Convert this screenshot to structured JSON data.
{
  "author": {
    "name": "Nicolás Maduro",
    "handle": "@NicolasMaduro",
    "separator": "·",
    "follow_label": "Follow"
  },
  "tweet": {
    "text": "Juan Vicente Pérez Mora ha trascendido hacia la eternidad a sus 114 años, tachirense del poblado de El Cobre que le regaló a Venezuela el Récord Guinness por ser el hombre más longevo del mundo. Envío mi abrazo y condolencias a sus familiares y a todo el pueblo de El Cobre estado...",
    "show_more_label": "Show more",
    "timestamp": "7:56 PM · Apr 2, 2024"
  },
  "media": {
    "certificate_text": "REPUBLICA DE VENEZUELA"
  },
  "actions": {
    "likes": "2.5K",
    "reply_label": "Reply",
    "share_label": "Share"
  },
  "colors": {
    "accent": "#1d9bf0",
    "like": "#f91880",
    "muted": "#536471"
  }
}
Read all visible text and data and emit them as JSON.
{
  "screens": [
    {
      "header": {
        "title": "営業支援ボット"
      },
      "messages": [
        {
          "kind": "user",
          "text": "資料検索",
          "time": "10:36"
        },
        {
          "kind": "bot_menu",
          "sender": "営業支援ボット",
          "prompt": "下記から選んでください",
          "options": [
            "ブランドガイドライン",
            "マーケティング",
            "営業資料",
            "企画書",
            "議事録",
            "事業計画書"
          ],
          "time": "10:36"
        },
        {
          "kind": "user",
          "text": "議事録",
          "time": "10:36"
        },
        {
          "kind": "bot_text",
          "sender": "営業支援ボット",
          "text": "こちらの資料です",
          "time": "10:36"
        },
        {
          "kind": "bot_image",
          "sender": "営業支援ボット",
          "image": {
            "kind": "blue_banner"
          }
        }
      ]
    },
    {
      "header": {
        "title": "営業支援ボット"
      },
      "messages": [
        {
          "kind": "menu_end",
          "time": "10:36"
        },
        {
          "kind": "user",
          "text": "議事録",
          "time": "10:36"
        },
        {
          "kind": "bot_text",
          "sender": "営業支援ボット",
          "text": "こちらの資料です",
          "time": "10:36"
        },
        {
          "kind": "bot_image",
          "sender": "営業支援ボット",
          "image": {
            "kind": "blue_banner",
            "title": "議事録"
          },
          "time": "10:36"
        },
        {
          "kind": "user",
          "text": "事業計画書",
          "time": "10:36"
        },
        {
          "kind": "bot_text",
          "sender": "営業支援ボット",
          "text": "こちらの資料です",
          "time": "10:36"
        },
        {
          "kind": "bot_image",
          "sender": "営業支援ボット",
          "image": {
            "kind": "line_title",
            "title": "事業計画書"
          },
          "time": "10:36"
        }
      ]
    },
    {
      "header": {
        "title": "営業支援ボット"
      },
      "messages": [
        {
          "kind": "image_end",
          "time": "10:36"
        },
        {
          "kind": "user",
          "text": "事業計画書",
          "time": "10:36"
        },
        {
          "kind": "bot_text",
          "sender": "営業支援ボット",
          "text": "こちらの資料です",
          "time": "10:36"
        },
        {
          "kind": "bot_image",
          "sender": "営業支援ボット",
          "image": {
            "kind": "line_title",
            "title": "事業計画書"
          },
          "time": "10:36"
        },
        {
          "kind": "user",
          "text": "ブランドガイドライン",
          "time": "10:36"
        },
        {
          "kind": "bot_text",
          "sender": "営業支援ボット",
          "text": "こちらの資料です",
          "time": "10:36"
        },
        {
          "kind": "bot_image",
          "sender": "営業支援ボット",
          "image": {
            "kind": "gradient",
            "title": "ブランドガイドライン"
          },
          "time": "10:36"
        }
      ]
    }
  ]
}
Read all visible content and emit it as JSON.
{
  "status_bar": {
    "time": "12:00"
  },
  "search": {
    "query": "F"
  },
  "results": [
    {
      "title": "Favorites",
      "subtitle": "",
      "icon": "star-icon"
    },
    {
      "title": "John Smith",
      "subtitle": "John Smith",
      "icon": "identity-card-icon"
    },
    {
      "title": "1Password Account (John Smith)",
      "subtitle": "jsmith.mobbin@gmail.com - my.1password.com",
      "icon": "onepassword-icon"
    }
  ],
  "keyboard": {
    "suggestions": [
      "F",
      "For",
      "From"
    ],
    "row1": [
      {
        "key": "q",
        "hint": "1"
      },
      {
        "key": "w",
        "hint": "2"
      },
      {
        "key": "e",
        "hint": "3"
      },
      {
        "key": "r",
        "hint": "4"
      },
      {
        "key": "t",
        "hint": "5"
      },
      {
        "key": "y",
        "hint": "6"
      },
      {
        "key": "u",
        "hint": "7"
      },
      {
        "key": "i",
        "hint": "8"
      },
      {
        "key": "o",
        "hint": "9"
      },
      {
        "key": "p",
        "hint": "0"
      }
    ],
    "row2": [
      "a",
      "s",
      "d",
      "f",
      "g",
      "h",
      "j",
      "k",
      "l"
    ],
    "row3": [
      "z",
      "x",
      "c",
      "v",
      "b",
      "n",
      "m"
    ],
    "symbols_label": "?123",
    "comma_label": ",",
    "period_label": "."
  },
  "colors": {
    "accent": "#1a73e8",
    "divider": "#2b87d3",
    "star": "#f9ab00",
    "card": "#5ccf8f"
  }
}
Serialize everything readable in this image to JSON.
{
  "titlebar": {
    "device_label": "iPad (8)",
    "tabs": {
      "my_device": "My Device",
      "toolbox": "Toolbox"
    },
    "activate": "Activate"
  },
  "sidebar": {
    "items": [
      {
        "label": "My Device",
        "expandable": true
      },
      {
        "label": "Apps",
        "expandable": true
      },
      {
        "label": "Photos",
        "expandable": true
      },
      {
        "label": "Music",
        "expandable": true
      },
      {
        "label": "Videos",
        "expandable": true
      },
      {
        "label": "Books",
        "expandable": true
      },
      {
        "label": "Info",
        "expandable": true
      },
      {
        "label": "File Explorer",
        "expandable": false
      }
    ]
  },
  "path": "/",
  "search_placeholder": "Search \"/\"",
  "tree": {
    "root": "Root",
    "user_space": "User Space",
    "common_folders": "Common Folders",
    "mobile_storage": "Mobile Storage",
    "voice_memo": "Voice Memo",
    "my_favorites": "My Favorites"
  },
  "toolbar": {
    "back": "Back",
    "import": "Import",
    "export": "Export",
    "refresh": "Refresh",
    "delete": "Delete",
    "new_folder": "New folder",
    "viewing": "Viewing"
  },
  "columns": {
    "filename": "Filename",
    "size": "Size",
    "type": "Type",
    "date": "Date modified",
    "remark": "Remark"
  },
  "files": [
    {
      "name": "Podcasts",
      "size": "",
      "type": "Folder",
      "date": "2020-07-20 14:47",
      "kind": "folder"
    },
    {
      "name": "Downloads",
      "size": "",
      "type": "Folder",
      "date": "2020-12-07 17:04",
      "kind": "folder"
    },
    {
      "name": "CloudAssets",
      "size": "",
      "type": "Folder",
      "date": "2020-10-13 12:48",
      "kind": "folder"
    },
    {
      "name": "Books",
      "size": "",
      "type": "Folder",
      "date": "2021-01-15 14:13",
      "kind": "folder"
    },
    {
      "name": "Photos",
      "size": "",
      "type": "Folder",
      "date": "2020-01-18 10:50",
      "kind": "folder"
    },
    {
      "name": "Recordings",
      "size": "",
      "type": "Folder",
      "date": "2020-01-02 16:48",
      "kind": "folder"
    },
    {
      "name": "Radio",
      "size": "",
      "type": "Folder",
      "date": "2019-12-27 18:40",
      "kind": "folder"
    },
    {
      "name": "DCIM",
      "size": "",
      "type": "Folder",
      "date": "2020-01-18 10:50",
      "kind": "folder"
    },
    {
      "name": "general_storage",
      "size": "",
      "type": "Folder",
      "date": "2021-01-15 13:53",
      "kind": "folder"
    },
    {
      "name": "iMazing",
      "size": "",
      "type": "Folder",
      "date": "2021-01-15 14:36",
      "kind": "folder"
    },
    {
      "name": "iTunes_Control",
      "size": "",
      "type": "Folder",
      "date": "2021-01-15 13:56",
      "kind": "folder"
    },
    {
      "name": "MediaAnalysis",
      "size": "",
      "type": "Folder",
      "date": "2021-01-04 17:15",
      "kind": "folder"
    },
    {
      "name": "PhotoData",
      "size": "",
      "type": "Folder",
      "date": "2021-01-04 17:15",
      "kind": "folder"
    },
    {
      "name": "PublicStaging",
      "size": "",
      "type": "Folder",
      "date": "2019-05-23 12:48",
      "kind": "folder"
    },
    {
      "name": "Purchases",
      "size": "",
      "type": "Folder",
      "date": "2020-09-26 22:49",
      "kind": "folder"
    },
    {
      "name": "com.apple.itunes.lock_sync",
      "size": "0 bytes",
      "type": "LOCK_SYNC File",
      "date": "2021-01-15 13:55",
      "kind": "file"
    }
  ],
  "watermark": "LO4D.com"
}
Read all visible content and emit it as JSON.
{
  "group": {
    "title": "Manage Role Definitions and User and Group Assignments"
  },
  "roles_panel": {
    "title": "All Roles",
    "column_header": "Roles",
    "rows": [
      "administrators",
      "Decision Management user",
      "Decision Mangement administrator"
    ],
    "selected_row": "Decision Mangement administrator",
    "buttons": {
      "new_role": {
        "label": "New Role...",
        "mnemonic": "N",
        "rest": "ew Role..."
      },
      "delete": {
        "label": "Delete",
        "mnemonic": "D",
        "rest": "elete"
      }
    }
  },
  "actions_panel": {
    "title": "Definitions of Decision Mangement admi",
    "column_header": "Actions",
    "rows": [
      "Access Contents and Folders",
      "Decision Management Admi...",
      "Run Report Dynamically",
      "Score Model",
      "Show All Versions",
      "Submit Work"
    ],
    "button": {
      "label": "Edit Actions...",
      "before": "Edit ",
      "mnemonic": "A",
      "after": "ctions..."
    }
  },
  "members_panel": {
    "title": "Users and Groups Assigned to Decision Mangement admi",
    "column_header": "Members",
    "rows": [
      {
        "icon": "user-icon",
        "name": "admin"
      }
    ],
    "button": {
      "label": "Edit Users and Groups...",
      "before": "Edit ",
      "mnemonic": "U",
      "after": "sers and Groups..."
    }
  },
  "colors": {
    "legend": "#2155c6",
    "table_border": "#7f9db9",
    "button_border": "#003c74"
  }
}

Problem statement | Show all lines in the entries above where the string "Management" appears.

Exercise solution |
      "Decision Management user",
      "Decision Management Admi...",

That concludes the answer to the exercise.